* Extracted information *
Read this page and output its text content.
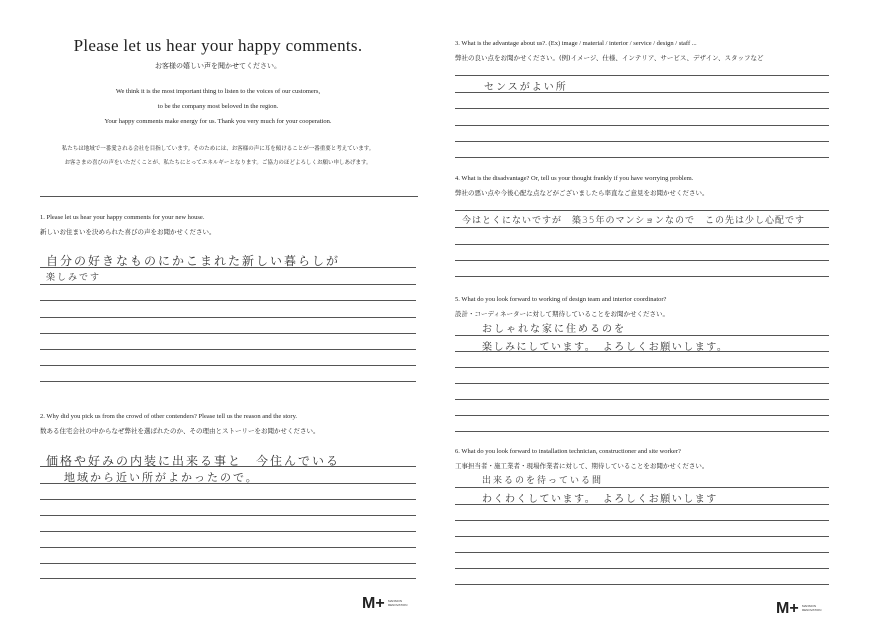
Please let us hear your happy comments.
お客様の嬉しい声を聞かせてください。
We think it is the most important thing to listen to the voices of our customers,
to be the company most beloved in the region.
Your happy comments make energy for us. Thank you very much for your cooperation.
私たちは地域で一番愛される会社を目指しています。そのためには、お客様の声に耳を傾けることが一番重要と考えています。
お客さまの喜びの声をいただくことが、私たちにとってエネルギーとなります。ご協力のほどよろしくお願い申しあげます。
1. Please let us hear your happy comments for your new house.
新しいお住まいを決められた喜びの声をお聞かせください。
自分の好きなものにかこまれた新しい暮らしが
楽しみです
2. Why did you pick us from the crowd of other contenders? Please tell us the reason and the story.
数ある住宅会社の中からなぜ弊社を選ばれたのか、その理由とストーリーをお聞かせください。
価格や好みの内装に出来る事と　今住んでいる
地域から近い所がよかったので。
M+ MANSION
RENOVATION
3. What is the advantage about us?. (Ex) image / material / interior / service / design / staff ...
弊社の良い点をお聞かせください。(例)イメージ、仕様、インテリア、サービス、デザイン、スタッフなど
センスがよい所
4. What is the disadvantage? Or, tell us your thought frankly if you have worrying problem.
弊社の悪い点や今後心配な点などがございましたら率直なご意見をお聞かせください。
今はとくにないですが　築35年のマンションなので　この先は少し心配です
5. What do you look forward to working of design team and interior coordinator?
設計・コーディネーターに対して期待していることをお聞かせください。
おしゃれな家に住めるのを
楽しみにしています。　よろしくお願いします。
6. What do you look forward to installation technician, constructioner and site worker?
工事担当者・施工業者・現場作業者に対して、期待していることをお聞かせください。
出来るのを待っている間
わくわくしています。　よろしくお願いします
M+ MANSION
RENOVATION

* Exercise directions *
Reproduce each line of the material containing the word "What".

* Exercise solution *
3. What is the advantage about us?. (Ex) image / material / interior / service / design / staff ...
4. What is the disadvantage? Or, tell us your thought frankly if you have worrying problem.
5. What do you look forward to working of design team and interior coordinator?
6. What do you look forward to installation technician, constructioner and site worker?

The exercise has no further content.